[Saved entries]

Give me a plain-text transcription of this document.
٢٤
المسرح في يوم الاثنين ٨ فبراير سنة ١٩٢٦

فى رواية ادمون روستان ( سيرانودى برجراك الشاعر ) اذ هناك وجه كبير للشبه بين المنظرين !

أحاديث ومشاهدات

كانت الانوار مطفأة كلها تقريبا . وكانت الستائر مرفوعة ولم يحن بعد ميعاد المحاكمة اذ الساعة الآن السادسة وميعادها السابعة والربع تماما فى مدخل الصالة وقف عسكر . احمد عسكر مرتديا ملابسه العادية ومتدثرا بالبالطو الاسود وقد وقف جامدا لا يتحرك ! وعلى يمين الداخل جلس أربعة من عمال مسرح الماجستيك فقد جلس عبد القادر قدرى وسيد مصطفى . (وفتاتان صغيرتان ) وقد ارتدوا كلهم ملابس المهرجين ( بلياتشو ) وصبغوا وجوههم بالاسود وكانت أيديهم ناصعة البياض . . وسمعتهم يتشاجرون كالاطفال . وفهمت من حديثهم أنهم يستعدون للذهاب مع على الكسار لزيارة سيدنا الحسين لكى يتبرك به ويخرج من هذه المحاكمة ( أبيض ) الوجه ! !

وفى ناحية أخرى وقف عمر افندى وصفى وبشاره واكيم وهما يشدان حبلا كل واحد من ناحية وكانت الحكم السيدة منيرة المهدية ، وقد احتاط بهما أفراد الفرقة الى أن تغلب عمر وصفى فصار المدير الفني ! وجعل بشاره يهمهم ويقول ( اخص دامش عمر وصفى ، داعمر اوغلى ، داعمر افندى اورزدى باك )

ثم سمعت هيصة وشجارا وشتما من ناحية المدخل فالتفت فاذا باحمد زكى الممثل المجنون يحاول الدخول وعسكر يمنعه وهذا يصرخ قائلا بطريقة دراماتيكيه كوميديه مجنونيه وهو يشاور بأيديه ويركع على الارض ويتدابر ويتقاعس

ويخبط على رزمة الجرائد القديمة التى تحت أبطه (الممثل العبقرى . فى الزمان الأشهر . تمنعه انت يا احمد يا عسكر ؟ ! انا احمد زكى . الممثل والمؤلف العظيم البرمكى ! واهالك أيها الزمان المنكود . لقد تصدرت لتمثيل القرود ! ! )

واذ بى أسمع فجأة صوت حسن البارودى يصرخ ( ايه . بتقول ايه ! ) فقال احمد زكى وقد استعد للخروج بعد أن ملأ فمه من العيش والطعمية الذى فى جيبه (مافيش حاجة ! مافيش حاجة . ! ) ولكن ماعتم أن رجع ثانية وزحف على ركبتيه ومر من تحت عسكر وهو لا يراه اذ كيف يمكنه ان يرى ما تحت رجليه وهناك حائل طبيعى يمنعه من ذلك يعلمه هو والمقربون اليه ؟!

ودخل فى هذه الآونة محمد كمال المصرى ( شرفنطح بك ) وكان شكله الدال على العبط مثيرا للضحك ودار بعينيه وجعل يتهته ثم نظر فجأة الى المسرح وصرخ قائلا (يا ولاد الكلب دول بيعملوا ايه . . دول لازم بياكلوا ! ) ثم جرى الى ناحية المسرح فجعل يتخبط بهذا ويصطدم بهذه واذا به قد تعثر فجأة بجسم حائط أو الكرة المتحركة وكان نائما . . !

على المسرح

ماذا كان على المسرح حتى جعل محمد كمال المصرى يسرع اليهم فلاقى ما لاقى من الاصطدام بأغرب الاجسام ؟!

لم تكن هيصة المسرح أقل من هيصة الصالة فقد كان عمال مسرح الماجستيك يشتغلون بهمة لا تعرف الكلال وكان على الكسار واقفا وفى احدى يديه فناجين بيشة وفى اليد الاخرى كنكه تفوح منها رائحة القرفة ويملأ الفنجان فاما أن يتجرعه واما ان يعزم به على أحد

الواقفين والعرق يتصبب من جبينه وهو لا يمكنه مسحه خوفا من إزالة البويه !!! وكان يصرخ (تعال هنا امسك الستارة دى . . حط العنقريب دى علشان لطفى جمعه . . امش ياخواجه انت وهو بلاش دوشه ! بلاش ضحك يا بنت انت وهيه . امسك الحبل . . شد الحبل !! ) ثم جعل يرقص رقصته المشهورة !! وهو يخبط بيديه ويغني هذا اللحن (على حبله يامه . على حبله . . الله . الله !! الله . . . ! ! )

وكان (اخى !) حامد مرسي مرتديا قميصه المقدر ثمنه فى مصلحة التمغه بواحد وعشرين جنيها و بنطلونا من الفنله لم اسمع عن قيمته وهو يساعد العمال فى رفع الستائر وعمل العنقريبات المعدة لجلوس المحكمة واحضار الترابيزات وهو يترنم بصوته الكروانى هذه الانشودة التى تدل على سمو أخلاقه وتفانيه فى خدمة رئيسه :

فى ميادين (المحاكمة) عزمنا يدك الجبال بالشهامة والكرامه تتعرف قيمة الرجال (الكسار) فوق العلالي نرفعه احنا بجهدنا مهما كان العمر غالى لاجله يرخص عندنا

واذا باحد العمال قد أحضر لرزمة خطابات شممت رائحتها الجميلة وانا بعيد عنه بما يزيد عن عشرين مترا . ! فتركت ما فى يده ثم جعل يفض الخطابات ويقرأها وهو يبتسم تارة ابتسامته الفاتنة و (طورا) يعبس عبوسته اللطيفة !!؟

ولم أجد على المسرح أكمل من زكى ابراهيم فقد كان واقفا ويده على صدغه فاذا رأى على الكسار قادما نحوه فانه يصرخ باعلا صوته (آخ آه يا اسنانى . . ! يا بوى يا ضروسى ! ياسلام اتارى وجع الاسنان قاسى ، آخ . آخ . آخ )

◆ Stated goal
Each line that has the word "وكانت" should be copied.

◆ Result for this exercise
كانت الانوار مطفأة كلها تقريبا . وكانت الستائر مرفوعة ولم يحن بعد ميعاد المحاكمة اذ الساعة الآن السادسة وميعادها السابعة والربع تماما فى مدخل الصالة وقف عسكر . احمد عسكر مرتديا ملابسه العادية ومتدثرا بالبالطو الاسود وقد وقف جامدا لا يتحرك ! وعلى يمين الداخل جلس أربعة من عمال مسرح الماجستيك فقد جلس عبد القادر قدرى وسيد مصطفى . (وفتاتان صغيرتان ) وقد ارتدوا كلهم ملابس المهرجين ( بلياتشو ) وصبغوا وجوههم بالاسود وكانت أيديهم ناصعة البياض . . وسمعتهم يتشاجرون كالاطفال . وفهمت من حديثهم أنهم يستعدون للذهاب مع على الكسار لزيارة سيدنا الحسين لكى يتبرك به ويخرج من هذه المحاكمة ( أبيض ) الوجه ! !
وفى ناحية أخرى وقف عمر افندى وصفى وبشاره واكيم وهما يشدان حبلا كل واحد من ناحية وكانت الحكم السيدة منيرة المهدية ، وقد احتاط بهما أفراد الفرقة الى أن تغلب عمر وصفى فصار المدير الفني ! وجعل بشاره يهمهم ويقول ( اخص دامش عمر وصفى ، داعمر اوغلى ، داعمر افندى اورزدى باك )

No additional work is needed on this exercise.